------ Given records

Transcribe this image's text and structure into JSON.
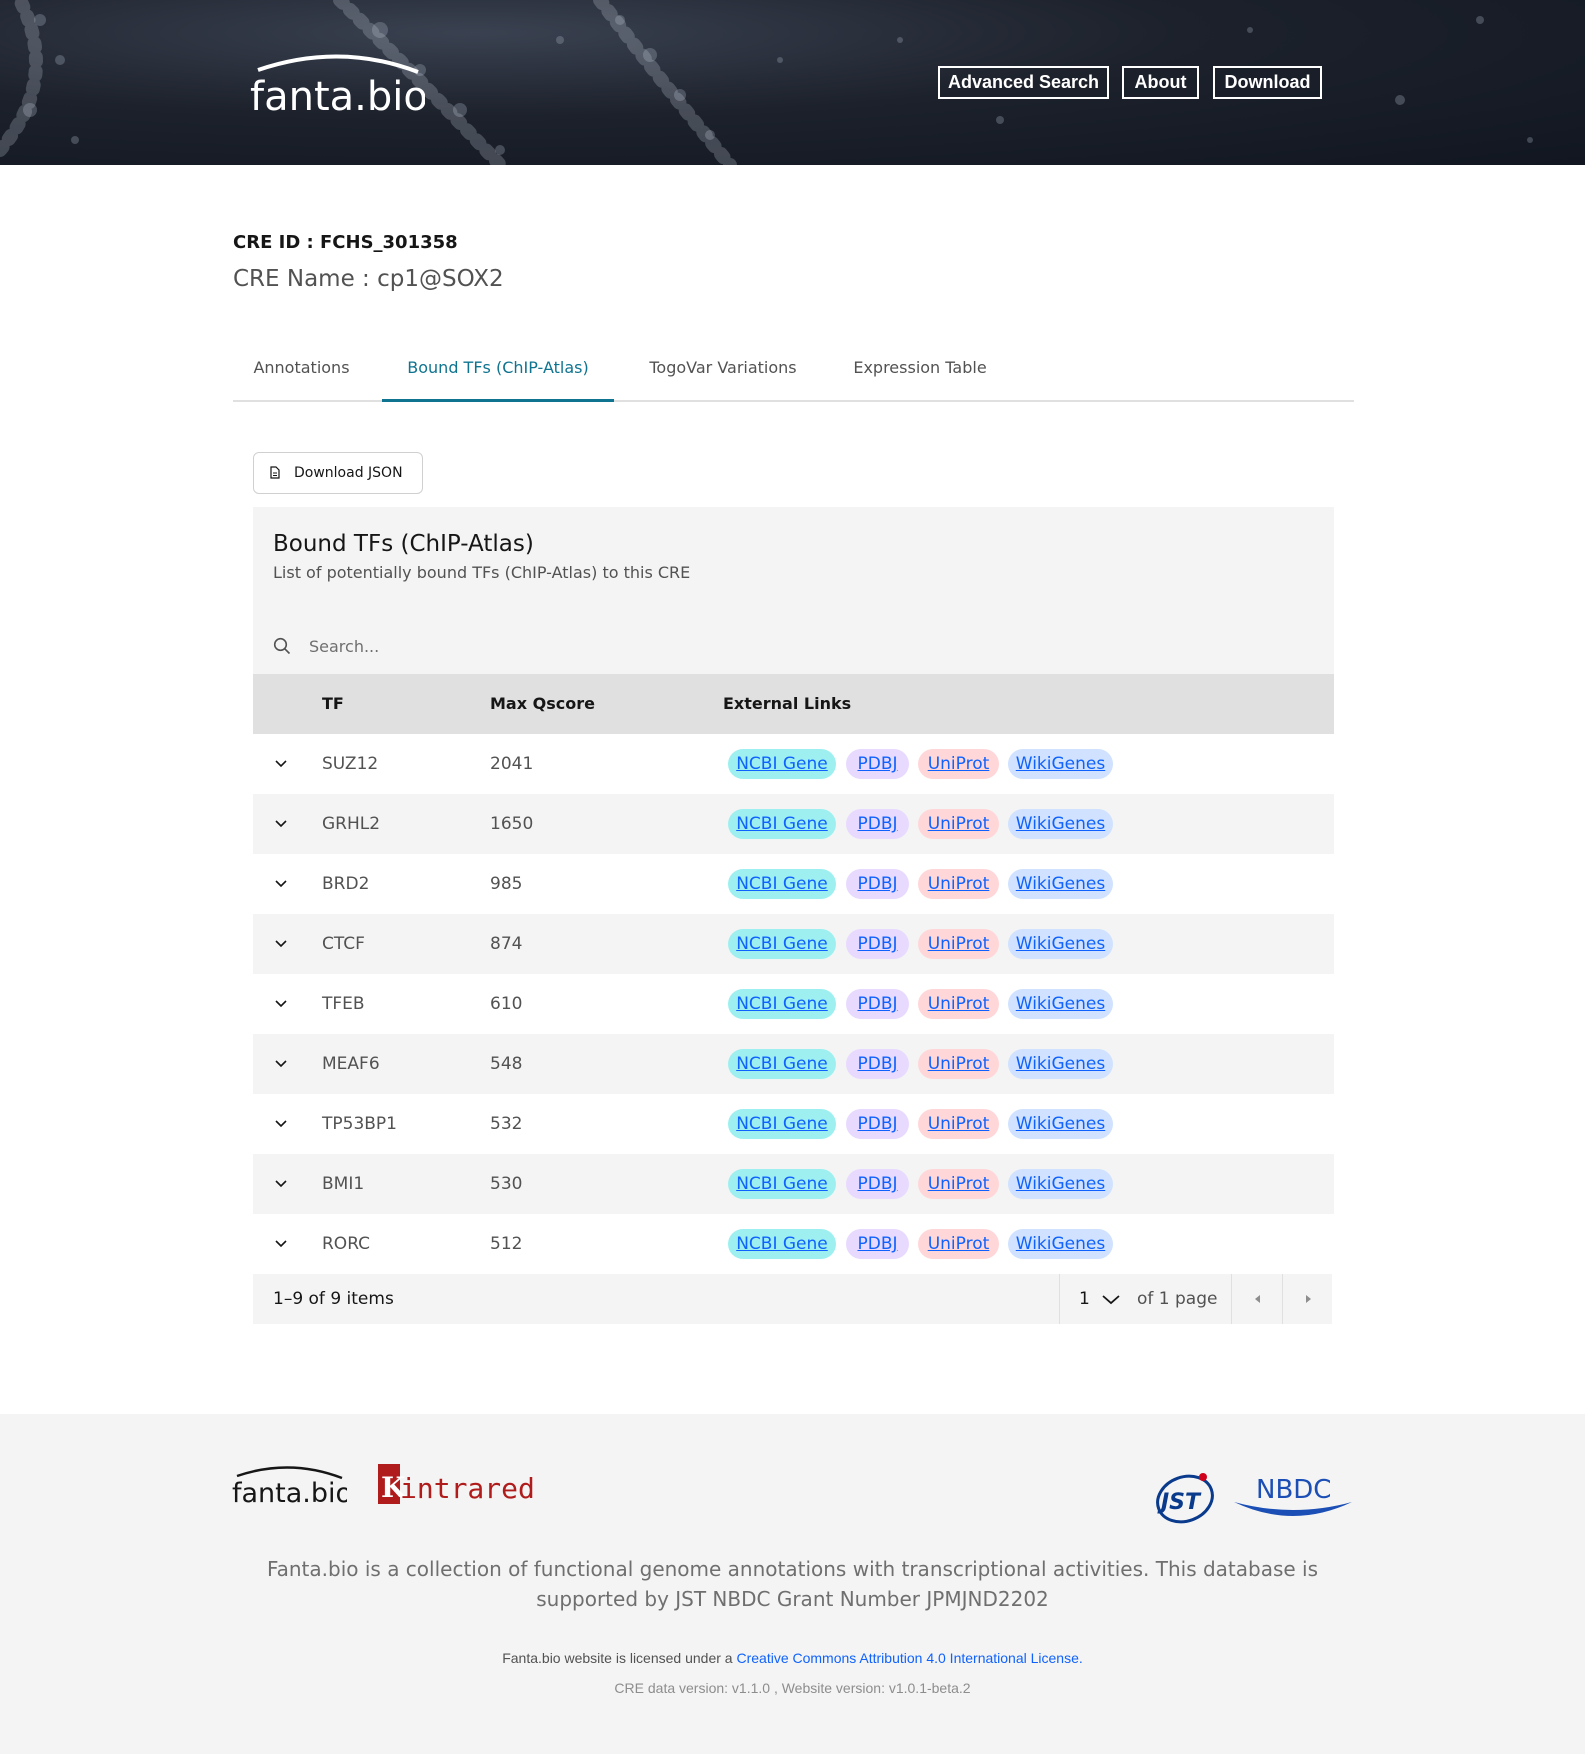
{
  "header": {
    "logo_text": "fanta.bio",
    "nav": [
      "Advanced Search",
      "About",
      "Download"
    ]
  },
  "cre": {
    "id_label": "CRE ID : FCHS_301358",
    "name_label": "CRE Name : cp1@SOX2"
  },
  "tabs": [
    {
      "label": "Annotations",
      "active": false
    },
    {
      "label": "Bound TFs (ChIP-Atlas)",
      "active": true
    },
    {
      "label": "TogoVar Variations",
      "active": false
    },
    {
      "label": "Expression Table",
      "active": false
    }
  ],
  "download_json_label": "Download JSON",
  "table": {
    "title": "Bound TFs (ChIP-Atlas)",
    "subtitle": "List of potentially bound TFs (ChIP-Atlas) to this CRE",
    "search_placeholder": "Search...",
    "columns": [
      "TF",
      "Max Qscore",
      "External Links"
    ],
    "links": [
      "NCBI Gene",
      "PDBJ",
      "UniProt",
      "WikiGenes"
    ],
    "rows": [
      {
        "tf": "SUZ12",
        "q": "2041"
      },
      {
        "tf": "GRHL2",
        "q": "1650"
      },
      {
        "tf": "BRD2",
        "q": "985"
      },
      {
        "tf": "CTCF",
        "q": "874"
      },
      {
        "tf": "TFEB",
        "q": "610"
      },
      {
        "tf": "MEAF6",
        "q": "548"
      },
      {
        "tf": "TP53BP1",
        "q": "532"
      },
      {
        "tf": "BMI1",
        "q": "530"
      },
      {
        "tf": "RORC",
        "q": "512"
      }
    ],
    "pagination": {
      "items": "1–9 of 9 items",
      "page": "1",
      "of_pages": "of 1 page"
    }
  },
  "footer": {
    "logo_text": "fanta.bio",
    "intrared_text": "intrared",
    "intrared_initial": "K",
    "jst_text": "JST",
    "nbdc_text": "NBDC",
    "description": "Fanta.bio is a collection of functional genome annotations with transcriptional activities. This database is supported by JST NBDC Grant Number JPMJND2202",
    "license_prefix": "Fanta.bio website is licensed under a ",
    "license_link": "Creative Commons Attribution 4.0 International License.",
    "version": "CRE data version: v1.1.0 , Website version: v1.0.1-beta.2"
  },
  "colors": {
    "accent": "#0f7490",
    "ncbi_tag": "#9ef0f0",
    "pdbj_tag": "#e8daff",
    "uniprot_tag": "#ffd7d9",
    "wikigenes_tag": "#d0e2ff",
    "link": "#0f62fe"
  }
}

------------

### What this task involves
How many lines in the entries include the string "Search"? Answer with the number alone.

### Answer area
2